(Instructions to follow):
Duplicate every line from the first one down to the line that contains "weight-label-570: G=570 kp [520,149,575,163]", including both of those lines.

(Region annotation records):

· · · · · · ·

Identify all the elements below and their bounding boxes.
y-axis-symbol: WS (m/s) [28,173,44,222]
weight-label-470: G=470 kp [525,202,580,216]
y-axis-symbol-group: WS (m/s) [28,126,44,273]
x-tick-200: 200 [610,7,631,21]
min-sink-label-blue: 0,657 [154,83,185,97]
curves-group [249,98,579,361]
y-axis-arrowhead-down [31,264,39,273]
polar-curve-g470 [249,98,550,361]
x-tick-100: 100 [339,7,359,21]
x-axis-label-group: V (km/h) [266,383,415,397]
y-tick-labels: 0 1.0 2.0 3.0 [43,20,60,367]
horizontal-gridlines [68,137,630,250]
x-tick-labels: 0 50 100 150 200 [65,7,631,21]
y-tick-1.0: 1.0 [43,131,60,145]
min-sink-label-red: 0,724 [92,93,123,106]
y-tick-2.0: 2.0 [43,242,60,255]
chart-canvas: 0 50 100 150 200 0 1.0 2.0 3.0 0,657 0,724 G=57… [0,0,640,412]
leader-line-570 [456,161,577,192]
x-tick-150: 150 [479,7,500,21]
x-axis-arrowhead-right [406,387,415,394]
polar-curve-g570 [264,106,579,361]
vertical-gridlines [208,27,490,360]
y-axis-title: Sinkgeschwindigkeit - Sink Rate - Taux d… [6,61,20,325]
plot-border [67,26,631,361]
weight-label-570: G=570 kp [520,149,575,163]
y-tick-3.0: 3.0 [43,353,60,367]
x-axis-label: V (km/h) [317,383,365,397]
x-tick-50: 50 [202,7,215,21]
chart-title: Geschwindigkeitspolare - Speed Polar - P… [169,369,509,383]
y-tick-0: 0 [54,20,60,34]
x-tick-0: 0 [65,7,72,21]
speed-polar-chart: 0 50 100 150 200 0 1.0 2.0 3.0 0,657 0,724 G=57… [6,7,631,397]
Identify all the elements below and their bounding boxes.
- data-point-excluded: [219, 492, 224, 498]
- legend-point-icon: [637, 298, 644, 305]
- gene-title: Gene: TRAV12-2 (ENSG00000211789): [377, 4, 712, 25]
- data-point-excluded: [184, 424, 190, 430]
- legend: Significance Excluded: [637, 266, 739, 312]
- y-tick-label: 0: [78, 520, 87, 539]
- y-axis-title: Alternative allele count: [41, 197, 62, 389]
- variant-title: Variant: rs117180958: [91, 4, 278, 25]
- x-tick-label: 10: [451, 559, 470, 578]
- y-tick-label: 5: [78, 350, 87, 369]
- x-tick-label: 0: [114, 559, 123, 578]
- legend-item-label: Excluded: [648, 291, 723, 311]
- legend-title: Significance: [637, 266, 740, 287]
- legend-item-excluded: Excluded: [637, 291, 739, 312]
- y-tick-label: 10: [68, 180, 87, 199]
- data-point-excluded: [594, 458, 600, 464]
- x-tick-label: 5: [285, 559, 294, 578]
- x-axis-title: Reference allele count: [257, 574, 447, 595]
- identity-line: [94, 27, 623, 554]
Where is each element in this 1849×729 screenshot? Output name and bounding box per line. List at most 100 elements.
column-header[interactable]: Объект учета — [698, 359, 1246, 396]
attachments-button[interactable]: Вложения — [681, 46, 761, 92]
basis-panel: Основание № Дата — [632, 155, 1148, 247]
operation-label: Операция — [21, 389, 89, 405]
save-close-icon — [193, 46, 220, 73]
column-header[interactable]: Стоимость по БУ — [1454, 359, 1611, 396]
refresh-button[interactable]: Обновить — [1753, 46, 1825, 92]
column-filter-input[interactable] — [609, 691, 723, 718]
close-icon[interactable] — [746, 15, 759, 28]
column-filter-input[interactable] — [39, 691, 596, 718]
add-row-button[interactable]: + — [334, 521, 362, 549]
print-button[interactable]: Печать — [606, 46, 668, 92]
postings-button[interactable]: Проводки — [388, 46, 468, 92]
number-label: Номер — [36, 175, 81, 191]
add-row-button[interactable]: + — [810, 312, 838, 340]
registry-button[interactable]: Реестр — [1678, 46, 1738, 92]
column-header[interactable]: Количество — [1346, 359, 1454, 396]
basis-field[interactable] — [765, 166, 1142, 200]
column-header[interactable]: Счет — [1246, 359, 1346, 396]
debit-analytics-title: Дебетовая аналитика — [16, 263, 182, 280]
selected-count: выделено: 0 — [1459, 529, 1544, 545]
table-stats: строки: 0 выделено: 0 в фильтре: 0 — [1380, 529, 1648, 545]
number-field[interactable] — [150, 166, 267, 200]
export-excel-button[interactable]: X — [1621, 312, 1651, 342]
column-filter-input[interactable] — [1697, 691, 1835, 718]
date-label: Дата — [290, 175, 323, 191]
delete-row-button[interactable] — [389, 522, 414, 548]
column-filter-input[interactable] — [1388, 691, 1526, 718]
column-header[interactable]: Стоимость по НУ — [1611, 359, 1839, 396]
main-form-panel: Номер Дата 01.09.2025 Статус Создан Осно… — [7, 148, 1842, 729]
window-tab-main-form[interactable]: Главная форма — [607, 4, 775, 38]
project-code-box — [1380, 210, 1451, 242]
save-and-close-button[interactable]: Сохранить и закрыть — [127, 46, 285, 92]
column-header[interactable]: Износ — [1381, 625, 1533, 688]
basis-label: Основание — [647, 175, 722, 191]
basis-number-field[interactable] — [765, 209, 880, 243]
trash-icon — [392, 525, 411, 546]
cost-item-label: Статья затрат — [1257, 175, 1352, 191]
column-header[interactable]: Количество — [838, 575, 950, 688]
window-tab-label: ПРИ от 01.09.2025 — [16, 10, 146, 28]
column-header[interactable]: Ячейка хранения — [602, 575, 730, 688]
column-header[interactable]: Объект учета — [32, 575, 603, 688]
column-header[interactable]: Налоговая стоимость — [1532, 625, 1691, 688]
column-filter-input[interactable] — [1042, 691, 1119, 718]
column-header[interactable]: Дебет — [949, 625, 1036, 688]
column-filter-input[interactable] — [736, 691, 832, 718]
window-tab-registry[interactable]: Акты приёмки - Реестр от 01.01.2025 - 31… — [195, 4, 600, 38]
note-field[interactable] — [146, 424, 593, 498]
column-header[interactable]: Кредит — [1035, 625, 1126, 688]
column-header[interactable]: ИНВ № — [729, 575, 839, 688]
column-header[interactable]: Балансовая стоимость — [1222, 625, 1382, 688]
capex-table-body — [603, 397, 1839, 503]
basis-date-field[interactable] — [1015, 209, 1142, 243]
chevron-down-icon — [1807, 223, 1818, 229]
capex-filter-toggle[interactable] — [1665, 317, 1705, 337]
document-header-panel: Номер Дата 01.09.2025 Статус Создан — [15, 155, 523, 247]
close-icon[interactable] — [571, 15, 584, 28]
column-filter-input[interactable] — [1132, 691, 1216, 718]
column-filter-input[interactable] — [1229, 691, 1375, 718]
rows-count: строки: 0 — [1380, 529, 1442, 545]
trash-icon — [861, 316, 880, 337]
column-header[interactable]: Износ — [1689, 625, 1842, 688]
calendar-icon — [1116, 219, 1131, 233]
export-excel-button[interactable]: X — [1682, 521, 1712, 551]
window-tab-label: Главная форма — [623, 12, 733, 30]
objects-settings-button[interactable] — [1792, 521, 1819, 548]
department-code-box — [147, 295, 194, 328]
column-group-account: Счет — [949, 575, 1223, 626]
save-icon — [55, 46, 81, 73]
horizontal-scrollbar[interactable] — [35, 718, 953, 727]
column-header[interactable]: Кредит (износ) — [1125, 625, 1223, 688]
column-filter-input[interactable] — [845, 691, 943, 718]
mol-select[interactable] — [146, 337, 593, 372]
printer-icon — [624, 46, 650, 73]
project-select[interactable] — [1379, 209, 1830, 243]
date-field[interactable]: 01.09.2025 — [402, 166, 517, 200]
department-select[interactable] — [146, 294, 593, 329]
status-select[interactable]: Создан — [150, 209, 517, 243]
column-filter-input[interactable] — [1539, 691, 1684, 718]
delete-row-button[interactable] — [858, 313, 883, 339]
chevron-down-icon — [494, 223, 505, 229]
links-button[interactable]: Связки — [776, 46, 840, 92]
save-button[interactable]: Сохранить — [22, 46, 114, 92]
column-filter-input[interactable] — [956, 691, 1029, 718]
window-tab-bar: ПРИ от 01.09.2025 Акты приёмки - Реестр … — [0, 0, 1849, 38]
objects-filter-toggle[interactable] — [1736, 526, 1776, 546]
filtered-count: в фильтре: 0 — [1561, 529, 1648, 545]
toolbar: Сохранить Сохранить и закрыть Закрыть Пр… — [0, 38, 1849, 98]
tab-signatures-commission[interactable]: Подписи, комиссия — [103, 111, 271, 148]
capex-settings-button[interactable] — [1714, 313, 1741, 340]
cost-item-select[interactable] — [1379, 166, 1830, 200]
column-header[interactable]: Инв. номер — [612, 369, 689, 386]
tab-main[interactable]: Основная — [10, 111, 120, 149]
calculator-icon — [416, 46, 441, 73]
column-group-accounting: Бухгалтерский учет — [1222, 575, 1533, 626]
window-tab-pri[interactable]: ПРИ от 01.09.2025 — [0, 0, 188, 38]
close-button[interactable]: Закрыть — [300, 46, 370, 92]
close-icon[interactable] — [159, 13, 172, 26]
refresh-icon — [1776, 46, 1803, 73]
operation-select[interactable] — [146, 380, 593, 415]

· · · · · · ·

(Response to this exercise):
Identify all the elements below and their bounding boxes.
y-axis-symbol: WS (m/s) [28,173,44,222]
weight-label-470: G=470 kp [525,202,580,216]
y-axis-symbol-group: WS (m/s) [28,126,44,273]
x-tick-200: 200 [610,7,631,21]
min-sink-label-blue: 0,657 [154,83,185,97]
curves-group [249,98,579,361]
y-axis-arrowhead-down [31,264,39,273]
polar-curve-g470 [249,98,550,361]
x-tick-100: 100 [339,7,359,21]
x-axis-label-group: V (km/h) [266,383,415,397]
y-tick-labels: 0 1.0 2.0 3.0 [43,20,60,367]
horizontal-gridlines [68,137,630,250]
x-tick-labels: 0 50 100 150 200 [65,7,631,21]
y-tick-1.0: 1.0 [43,131,60,145]
min-sink-label-red: 0,724 [92,93,123,106]
y-tick-2.0: 2.0 [43,242,60,255]
chart-canvas: 0 50 100 150 200 0 1.0 2.0 3.0 0,657 0,724 G=57… [0,0,640,412]
leader-line-570 [456,161,577,192]
x-tick-150: 150 [479,7,500,21]
x-axis-arrowhead-right [406,387,415,394]
polar-curve-g570 [264,106,579,361]
vertical-gridlines [208,27,490,360]
y-axis-title: Sinkgeschwindigkeit - Sink Rate - Taux d… [6,61,20,325]
plot-border [67,26,631,361]
weight-label-570: G=570 kp [520,149,575,163]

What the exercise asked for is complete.